THE EXERCISE: Give the count of lines in the data that include the string "stars", with no added remarks.
::::
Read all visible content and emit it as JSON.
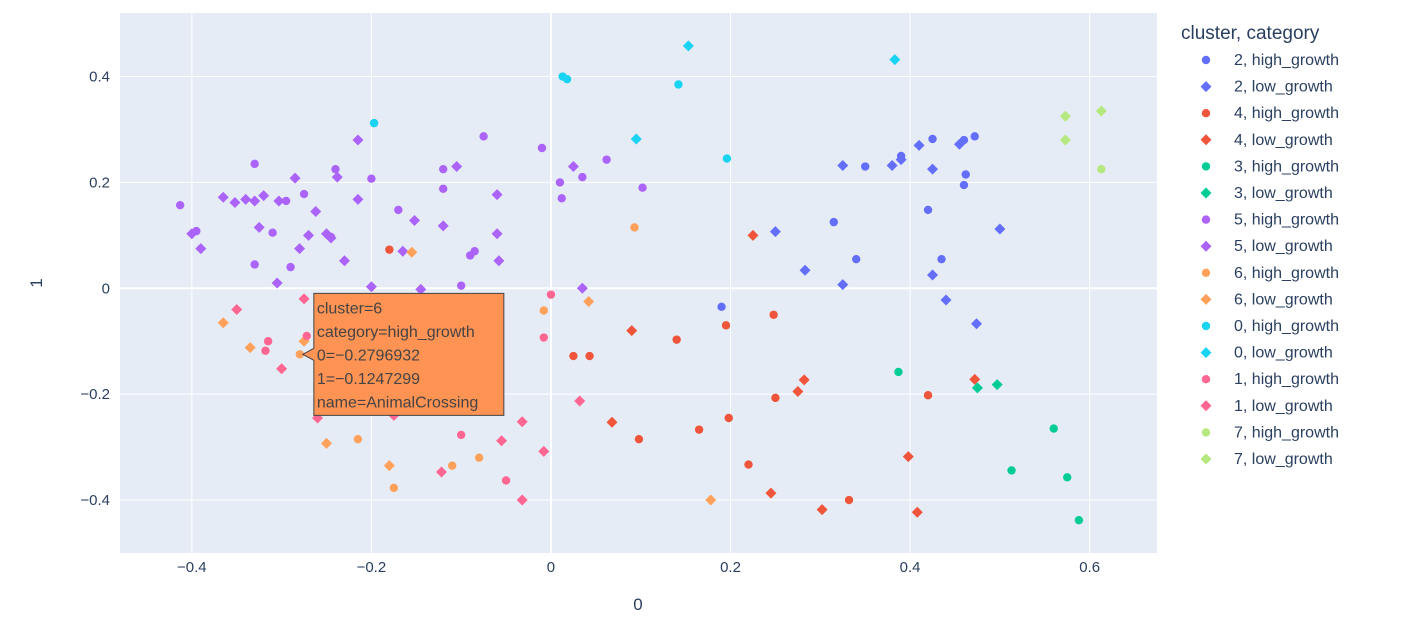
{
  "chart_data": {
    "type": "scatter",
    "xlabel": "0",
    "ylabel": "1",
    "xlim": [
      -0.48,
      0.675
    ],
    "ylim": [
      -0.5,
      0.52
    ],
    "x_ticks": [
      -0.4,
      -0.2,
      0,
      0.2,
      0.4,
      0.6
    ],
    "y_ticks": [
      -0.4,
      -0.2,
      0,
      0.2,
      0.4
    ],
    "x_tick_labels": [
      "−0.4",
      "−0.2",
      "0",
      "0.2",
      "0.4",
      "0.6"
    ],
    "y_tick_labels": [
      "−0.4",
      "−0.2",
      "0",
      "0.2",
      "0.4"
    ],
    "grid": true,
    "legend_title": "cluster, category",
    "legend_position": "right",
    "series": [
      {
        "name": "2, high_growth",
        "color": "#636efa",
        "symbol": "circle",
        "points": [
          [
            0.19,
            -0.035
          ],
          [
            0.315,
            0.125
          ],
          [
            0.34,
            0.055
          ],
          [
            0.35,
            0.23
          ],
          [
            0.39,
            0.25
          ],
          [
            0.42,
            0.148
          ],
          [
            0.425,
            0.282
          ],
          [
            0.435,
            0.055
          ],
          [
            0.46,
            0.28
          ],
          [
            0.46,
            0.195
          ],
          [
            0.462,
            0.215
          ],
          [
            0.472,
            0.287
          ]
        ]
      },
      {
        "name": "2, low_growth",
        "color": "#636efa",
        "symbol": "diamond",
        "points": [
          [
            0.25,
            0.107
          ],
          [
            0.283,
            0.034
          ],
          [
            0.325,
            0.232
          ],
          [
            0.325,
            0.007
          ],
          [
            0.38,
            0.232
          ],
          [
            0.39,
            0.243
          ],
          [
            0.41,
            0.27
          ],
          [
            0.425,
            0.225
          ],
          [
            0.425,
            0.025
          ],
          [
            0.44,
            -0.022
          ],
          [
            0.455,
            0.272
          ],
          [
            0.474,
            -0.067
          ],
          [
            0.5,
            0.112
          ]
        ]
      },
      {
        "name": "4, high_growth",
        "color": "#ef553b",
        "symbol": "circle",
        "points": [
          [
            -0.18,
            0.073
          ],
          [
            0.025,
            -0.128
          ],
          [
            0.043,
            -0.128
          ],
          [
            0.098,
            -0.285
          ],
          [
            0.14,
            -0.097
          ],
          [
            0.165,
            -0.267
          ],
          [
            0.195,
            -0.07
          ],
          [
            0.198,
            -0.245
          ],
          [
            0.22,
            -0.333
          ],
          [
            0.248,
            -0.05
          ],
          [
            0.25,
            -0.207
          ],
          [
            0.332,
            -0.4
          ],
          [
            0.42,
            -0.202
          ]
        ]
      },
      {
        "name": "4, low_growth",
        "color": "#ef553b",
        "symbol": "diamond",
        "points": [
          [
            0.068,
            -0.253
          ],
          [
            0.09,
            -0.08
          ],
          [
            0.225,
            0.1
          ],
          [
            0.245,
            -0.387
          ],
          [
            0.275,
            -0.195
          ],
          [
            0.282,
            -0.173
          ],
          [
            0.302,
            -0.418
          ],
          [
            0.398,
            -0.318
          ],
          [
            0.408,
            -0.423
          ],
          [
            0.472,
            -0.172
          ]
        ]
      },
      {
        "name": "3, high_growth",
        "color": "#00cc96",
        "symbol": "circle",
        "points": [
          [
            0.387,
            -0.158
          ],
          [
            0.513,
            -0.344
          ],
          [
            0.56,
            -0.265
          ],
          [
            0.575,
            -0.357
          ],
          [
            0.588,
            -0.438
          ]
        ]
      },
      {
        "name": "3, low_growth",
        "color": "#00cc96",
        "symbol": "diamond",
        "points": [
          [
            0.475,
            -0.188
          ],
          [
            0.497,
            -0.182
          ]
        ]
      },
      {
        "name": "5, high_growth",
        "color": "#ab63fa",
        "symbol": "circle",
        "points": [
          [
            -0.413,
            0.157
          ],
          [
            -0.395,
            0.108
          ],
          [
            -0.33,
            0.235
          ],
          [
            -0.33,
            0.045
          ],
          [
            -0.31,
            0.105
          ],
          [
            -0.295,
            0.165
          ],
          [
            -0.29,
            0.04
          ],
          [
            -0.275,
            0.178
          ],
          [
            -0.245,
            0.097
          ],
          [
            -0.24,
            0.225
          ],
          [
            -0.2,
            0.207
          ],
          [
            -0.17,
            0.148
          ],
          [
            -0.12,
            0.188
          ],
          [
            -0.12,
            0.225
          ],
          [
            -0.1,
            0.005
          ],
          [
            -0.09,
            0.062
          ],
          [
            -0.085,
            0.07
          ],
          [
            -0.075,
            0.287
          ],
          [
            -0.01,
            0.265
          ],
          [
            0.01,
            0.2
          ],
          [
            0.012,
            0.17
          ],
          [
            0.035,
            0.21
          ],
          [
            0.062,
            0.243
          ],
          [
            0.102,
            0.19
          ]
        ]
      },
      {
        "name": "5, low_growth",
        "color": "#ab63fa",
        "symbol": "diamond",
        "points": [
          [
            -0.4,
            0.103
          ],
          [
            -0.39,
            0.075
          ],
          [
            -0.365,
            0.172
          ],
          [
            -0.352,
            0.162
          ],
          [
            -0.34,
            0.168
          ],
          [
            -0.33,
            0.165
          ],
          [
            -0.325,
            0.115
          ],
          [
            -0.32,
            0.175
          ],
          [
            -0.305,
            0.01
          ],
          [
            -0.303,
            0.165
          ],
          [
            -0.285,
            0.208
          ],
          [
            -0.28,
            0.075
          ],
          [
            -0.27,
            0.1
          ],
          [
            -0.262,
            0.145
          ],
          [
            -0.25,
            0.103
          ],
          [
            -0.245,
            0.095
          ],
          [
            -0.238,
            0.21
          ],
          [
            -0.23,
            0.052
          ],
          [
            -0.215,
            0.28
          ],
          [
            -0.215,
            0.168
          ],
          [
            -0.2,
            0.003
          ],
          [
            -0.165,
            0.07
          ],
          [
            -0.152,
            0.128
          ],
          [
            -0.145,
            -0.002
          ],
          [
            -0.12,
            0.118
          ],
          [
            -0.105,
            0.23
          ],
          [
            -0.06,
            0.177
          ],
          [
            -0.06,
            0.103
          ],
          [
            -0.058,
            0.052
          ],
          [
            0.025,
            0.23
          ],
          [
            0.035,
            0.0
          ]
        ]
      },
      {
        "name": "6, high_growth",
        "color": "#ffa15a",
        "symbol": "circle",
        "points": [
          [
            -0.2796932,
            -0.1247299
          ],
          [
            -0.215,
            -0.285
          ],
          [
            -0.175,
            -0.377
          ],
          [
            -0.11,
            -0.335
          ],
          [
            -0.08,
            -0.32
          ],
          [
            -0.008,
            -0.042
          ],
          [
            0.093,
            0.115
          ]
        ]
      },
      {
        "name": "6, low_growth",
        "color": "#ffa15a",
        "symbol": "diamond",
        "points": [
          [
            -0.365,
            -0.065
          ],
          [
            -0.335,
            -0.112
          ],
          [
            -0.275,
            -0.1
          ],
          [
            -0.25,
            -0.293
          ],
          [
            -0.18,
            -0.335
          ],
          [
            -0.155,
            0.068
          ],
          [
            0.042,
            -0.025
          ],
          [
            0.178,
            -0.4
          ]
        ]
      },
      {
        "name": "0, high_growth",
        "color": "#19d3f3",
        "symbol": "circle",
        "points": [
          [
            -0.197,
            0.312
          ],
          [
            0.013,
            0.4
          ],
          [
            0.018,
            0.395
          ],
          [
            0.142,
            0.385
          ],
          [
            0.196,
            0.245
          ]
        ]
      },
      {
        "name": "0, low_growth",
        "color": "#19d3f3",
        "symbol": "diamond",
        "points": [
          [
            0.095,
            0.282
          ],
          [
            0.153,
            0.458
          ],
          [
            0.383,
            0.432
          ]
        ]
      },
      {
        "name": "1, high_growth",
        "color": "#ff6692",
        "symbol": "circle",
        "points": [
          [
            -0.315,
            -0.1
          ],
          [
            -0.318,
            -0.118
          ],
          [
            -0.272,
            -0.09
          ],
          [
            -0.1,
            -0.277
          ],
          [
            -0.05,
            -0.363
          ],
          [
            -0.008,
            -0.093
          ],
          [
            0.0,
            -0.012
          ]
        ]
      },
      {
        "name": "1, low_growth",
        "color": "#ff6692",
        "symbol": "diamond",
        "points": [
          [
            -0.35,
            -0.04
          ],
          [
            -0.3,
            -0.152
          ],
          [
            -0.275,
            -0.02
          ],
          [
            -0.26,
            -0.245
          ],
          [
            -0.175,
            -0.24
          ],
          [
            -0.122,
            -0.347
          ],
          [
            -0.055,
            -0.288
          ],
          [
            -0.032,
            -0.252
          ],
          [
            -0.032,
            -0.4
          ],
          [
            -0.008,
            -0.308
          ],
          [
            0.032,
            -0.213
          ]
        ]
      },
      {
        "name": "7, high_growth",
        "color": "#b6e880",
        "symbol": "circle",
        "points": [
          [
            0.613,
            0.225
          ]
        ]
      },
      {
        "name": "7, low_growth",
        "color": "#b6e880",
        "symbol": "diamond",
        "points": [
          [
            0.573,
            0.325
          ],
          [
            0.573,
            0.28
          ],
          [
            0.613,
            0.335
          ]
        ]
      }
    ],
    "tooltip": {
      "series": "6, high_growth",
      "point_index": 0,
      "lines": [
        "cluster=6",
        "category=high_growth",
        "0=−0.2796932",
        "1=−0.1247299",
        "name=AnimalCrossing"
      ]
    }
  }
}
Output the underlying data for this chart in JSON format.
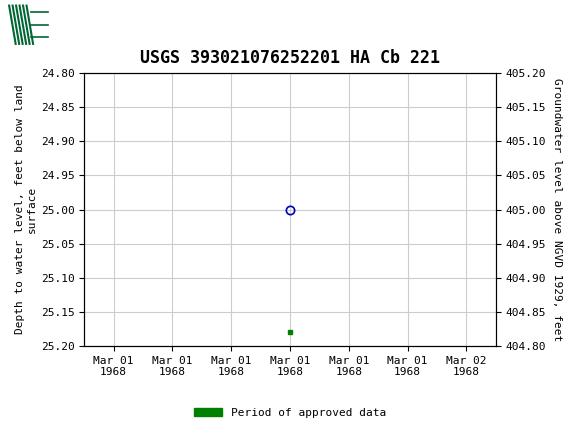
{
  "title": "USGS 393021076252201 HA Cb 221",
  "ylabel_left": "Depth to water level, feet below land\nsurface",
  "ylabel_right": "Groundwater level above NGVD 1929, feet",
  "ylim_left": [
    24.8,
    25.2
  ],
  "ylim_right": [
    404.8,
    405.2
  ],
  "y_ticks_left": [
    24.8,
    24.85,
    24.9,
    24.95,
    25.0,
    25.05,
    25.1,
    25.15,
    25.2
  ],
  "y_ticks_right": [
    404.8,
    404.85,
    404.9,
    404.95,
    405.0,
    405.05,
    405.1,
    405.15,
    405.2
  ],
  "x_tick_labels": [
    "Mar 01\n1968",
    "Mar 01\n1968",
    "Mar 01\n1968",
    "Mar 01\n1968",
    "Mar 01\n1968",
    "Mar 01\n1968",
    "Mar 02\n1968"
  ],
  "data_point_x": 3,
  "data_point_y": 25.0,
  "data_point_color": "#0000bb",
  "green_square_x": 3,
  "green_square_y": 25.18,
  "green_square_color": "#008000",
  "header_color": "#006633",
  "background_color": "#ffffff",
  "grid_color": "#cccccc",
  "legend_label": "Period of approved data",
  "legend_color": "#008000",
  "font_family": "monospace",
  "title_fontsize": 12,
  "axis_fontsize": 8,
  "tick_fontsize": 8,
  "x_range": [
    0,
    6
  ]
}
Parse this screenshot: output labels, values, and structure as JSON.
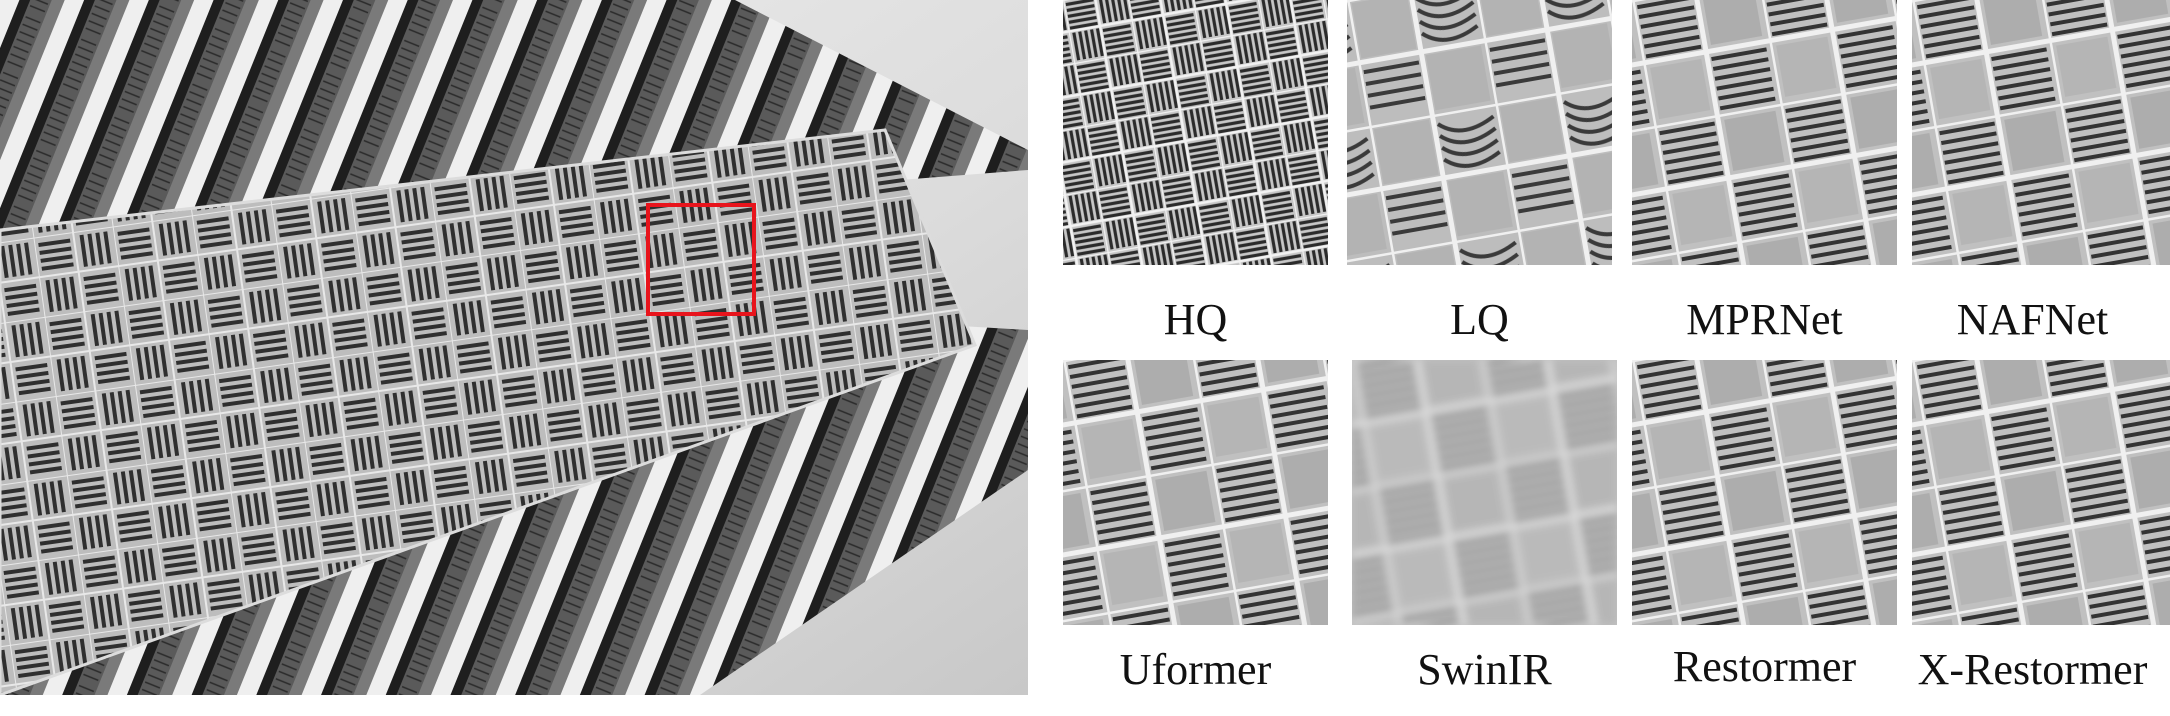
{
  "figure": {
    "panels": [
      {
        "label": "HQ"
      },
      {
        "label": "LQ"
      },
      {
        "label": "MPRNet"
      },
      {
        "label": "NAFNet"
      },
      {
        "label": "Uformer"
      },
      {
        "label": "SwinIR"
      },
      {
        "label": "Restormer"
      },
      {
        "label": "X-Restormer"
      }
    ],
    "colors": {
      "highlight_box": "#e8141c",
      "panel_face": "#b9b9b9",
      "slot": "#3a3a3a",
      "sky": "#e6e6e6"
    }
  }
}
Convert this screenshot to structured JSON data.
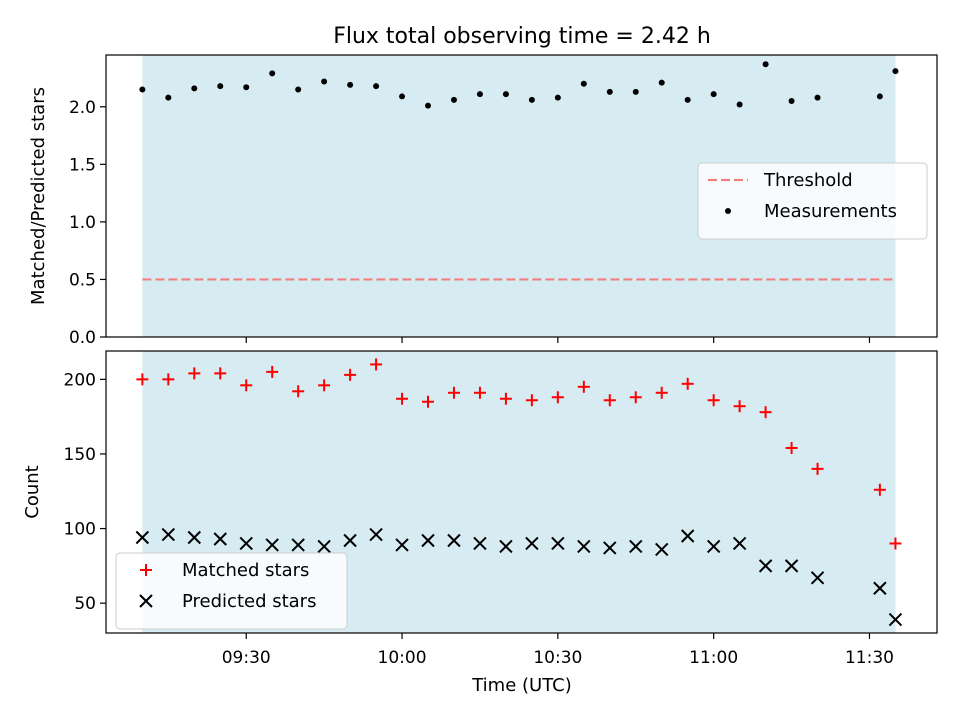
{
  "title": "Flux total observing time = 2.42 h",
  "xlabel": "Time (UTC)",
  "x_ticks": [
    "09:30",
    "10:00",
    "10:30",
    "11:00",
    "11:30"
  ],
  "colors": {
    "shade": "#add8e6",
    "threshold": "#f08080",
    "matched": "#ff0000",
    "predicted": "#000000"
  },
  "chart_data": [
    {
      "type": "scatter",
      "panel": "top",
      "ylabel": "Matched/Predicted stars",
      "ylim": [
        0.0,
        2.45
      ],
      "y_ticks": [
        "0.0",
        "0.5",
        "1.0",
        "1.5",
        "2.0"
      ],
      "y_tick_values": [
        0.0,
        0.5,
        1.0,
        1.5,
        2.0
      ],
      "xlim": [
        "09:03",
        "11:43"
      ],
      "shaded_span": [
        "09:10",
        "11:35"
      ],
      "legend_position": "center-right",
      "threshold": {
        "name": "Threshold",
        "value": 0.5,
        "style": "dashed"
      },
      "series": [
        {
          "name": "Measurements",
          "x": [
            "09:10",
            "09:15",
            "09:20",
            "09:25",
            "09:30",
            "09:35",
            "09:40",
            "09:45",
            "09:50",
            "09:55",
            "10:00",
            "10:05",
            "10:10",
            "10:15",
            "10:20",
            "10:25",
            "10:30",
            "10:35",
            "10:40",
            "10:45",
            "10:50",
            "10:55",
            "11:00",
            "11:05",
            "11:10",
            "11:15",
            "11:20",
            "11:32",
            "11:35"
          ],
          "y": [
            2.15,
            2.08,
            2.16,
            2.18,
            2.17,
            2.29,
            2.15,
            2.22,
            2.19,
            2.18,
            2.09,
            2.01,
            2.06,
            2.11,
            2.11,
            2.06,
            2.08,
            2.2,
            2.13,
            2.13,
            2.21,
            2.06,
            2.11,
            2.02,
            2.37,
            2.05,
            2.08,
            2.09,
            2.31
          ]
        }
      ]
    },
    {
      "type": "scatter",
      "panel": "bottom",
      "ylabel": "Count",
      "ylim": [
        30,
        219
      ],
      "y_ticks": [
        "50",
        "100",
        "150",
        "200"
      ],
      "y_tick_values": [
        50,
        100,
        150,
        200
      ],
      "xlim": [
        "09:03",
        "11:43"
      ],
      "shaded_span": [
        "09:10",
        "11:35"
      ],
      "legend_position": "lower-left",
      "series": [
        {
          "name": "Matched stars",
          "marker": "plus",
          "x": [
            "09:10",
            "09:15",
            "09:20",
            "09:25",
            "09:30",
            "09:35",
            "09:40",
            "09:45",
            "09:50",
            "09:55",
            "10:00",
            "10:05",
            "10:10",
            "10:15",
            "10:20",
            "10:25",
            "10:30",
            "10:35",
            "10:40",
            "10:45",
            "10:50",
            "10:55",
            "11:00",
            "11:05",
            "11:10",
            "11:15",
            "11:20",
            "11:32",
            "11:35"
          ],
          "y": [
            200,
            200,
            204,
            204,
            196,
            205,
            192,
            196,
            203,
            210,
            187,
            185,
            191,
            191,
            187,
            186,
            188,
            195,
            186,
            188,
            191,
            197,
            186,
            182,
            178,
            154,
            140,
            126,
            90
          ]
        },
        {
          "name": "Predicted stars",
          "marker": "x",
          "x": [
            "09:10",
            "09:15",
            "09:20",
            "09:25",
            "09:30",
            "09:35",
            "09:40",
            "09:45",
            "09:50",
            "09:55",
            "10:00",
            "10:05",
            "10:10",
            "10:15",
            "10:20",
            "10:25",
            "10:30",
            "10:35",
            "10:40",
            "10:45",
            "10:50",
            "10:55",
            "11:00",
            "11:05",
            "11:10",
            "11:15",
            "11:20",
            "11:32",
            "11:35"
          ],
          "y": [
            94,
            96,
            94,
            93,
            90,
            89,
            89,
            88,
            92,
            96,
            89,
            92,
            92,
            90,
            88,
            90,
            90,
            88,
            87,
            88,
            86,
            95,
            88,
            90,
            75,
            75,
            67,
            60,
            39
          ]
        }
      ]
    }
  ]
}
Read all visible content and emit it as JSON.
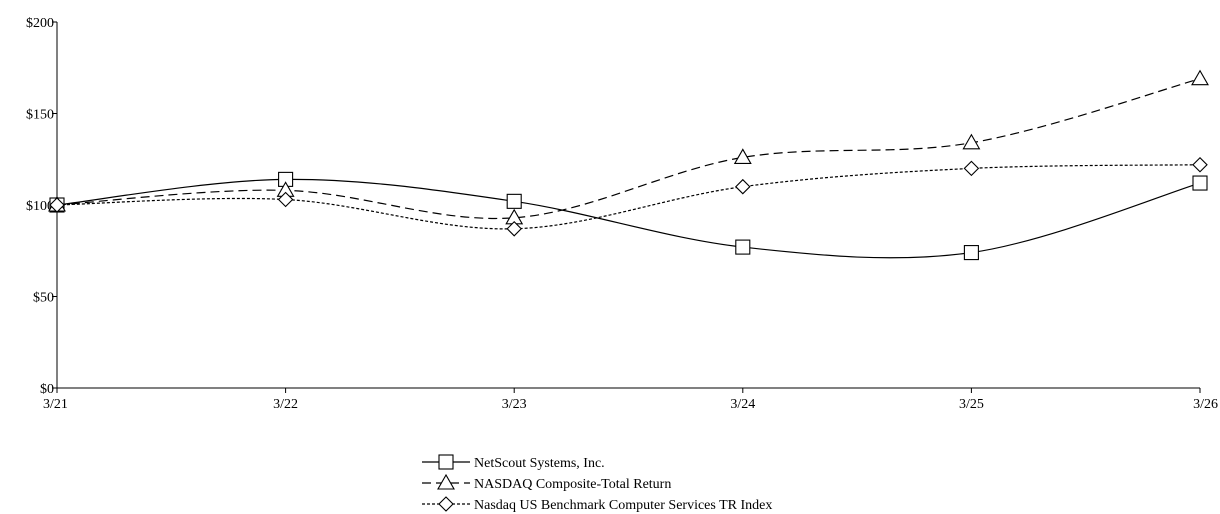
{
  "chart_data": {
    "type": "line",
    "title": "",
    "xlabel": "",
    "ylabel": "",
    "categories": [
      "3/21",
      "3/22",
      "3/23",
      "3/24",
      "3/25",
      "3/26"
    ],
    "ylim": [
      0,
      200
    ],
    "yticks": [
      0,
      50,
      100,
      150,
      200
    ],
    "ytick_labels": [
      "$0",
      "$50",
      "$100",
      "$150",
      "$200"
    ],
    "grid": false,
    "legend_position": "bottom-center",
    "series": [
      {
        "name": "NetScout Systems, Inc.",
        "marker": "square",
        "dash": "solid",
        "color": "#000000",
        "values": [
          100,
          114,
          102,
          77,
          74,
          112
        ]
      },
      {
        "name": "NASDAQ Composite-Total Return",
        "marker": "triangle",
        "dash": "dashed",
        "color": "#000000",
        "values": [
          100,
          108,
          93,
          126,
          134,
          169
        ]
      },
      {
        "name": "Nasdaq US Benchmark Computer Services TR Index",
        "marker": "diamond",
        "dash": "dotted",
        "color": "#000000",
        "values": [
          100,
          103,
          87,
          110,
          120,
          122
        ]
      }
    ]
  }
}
::::
ANSWER TO THE EXERCISE: 3